Given problem - Show all lines from the data that include the word "годограф".

Excerpt from a dataset:
◇ ◇ ◇ ◇ ◇ ◇ ◇

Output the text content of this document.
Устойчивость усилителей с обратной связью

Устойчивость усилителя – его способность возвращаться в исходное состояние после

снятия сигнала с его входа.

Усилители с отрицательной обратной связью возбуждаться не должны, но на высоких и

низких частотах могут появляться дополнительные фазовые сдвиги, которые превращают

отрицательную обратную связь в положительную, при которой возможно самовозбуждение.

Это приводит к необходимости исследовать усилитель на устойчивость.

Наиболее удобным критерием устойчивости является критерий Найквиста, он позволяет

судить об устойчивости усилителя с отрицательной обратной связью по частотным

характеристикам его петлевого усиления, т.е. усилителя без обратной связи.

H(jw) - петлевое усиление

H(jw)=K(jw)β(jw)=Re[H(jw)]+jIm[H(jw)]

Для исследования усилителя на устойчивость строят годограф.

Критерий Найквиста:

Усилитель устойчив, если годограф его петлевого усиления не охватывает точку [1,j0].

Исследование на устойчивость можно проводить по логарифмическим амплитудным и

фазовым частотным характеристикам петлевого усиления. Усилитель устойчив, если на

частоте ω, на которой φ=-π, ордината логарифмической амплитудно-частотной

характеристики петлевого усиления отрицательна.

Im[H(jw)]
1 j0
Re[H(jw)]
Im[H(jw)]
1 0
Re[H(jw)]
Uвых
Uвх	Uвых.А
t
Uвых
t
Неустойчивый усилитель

◇ ◇ ◇ ◇ ◇ ◇ ◇

Solution -
Для исследования усилителя на устойчивость строят годограф.
Усилитель устойчив, если годограф его петлевого усиления не охватывает точку [1,j0].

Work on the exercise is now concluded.